== Dati forniti

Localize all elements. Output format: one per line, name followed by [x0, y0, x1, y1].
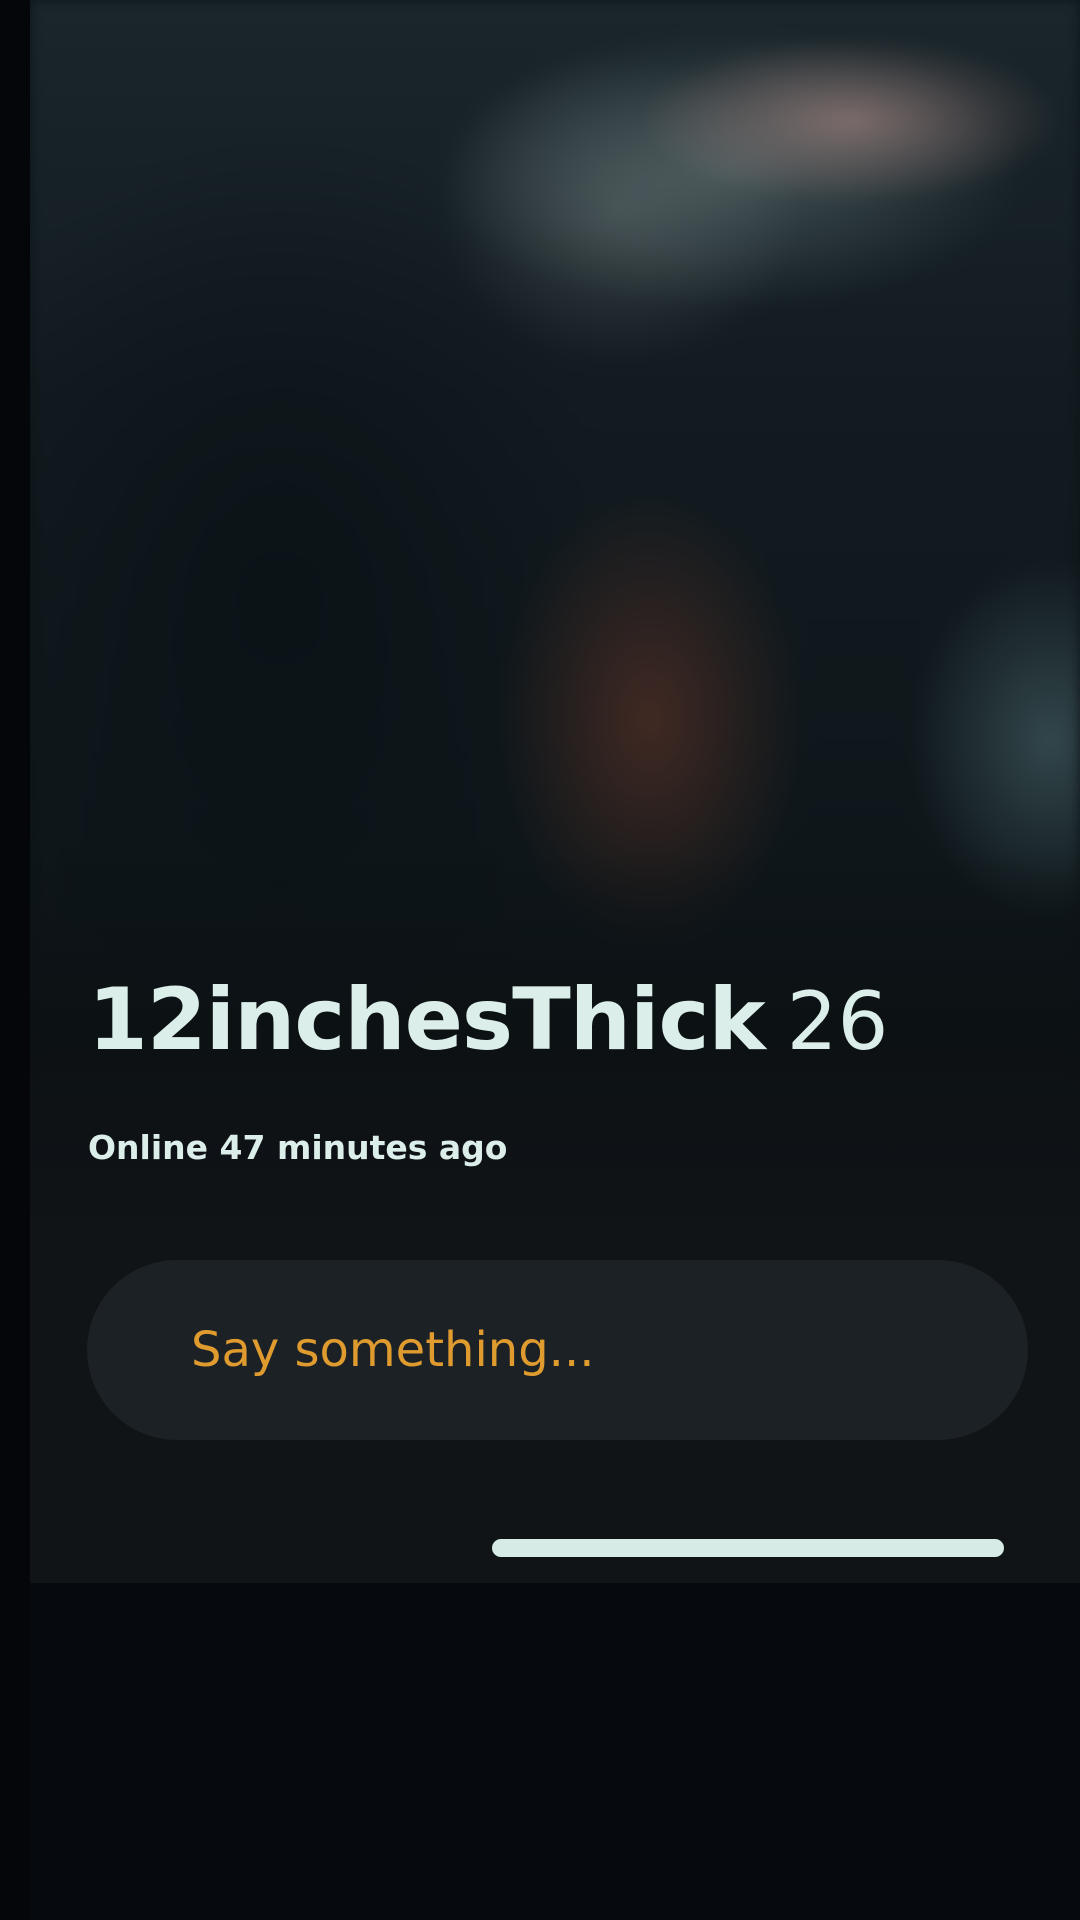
photo-gradient-overlay — [30, 850, 1080, 1583]
home-indicator[interactable] — [492, 1539, 1004, 1557]
profile-age: 26 — [786, 975, 889, 1068]
left-edge-strip — [0, 0, 30, 1920]
screen: 12inchesThick 26 Online 47 minutes ago — [0, 0, 1080, 1920]
online-status: Online 47 minutes ago — [88, 1128, 508, 1167]
message-input[interactable] — [87, 1260, 1028, 1440]
profile-name-row: 12inchesThick 26 — [88, 970, 888, 1070]
profile-card: 12inchesThick 26 Online 47 minutes ago — [30, 0, 1080, 1583]
profile-username: 12inchesThick — [88, 970, 766, 1070]
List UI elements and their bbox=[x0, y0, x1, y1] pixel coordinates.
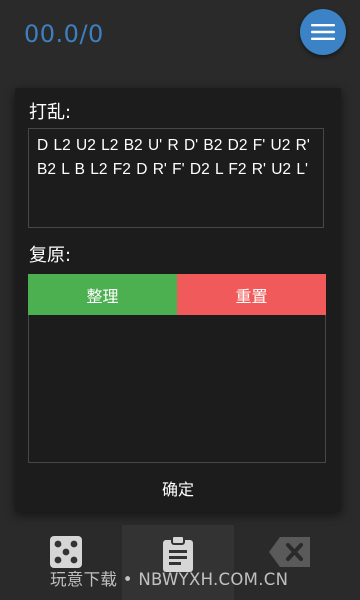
backspace-icon bbox=[269, 537, 310, 567]
app-screen: 00.0/0 打乱: D L2 U2 L2 B2 U' R D' B2 D2 F… bbox=[0, 0, 360, 600]
scramble-text-box: D L2 U2 L2 B2 U' R D' B2 D2 F' U2 R' B2 … bbox=[28, 128, 324, 228]
watermark-text: 玩意下载 • NBWYXH.COM.CN bbox=[50, 570, 289, 589]
scramble-line: B2 L B L2 F2 D R' F' D2 L F2 R' U2 L' bbox=[37, 161, 308, 178]
tidy-button[interactable]: 整理 bbox=[28, 274, 177, 315]
scramble-label: 打乱: bbox=[29, 102, 72, 123]
menu-button[interactable] bbox=[300, 9, 346, 55]
scramble-dialog: 打乱: D L2 U2 L2 B2 U' R D' B2 D2 F' U2 R'… bbox=[15, 88, 341, 512]
top-bar: 00.0/0 bbox=[0, 0, 360, 80]
solve-label: 复原: bbox=[29, 245, 72, 266]
scramble-line: D L2 U2 L2 B2 U' R D' B2 D2 F' U2 R' bbox=[37, 137, 310, 154]
dice-icon bbox=[50, 536, 82, 568]
solve-input-area[interactable] bbox=[28, 315, 326, 463]
confirm-button[interactable]: 确定 bbox=[15, 476, 341, 500]
solve-button-row: 整理 重置 bbox=[28, 274, 326, 315]
score-display: 00.0/0 bbox=[24, 20, 104, 48]
reset-button[interactable]: 重置 bbox=[177, 274, 326, 315]
hamburger-menu-icon bbox=[311, 24, 335, 40]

====

- **Problema proposto**: Riporta parola per parola ogni riga dell'elenco, tralasciando le immagini.

- **Risposta svolta**:
Localize all elements. Output format: one per line, name followed by [x0, y0, x1, y1].
photo-gradient-overlay — [30, 850, 1080, 1583]
home-indicator[interactable] — [492, 1539, 1004, 1557]
profile-age: 26 — [786, 975, 889, 1068]
left-edge-strip — [0, 0, 30, 1920]
screen: 12inchesThick 26 Online 47 minutes ago — [0, 0, 1080, 1920]
online-status: Online 47 minutes ago — [88, 1128, 508, 1167]
message-input[interactable] — [87, 1260, 1028, 1440]
profile-name-row: 12inchesThick 26 — [88, 970, 888, 1070]
profile-card: 12inchesThick 26 Online 47 minutes ago — [30, 0, 1080, 1583]
profile-username: 12inchesThick — [88, 970, 766, 1070]
List UI elements and their bbox=[x0, y0, x1, y1] pixel coordinates.
backspace-icon bbox=[269, 537, 310, 567]
app-screen: 00.0/0 打乱: D L2 U2 L2 B2 U' R D' B2 D2 F… bbox=[0, 0, 360, 600]
scramble-text-box: D L2 U2 L2 B2 U' R D' B2 D2 F' U2 R' B2 … bbox=[28, 128, 324, 228]
watermark-text: 玩意下载 • NBWYXH.COM.CN bbox=[50, 570, 289, 589]
scramble-line: B2 L B L2 F2 D R' F' D2 L F2 R' U2 L' bbox=[37, 161, 308, 178]
tidy-button[interactable]: 整理 bbox=[28, 274, 177, 315]
scramble-label: 打乱: bbox=[29, 102, 72, 123]
menu-button[interactable] bbox=[300, 9, 346, 55]
scramble-dialog: 打乱: D L2 U2 L2 B2 U' R D' B2 D2 F' U2 R'… bbox=[15, 88, 341, 512]
top-bar: 00.0/0 bbox=[0, 0, 360, 80]
solve-label: 复原: bbox=[29, 245, 72, 266]
scramble-line: D L2 U2 L2 B2 U' R D' B2 D2 F' U2 R' bbox=[37, 137, 310, 154]
dice-icon bbox=[50, 536, 82, 568]
solve-input-area[interactable] bbox=[28, 315, 326, 463]
confirm-button[interactable]: 确定 bbox=[15, 476, 341, 500]
solve-button-row: 整理 重置 bbox=[28, 274, 326, 315]
score-display: 00.0/0 bbox=[24, 20, 104, 48]
reset-button[interactable]: 重置 bbox=[177, 274, 326, 315]
hamburger-menu-icon bbox=[311, 24, 335, 40]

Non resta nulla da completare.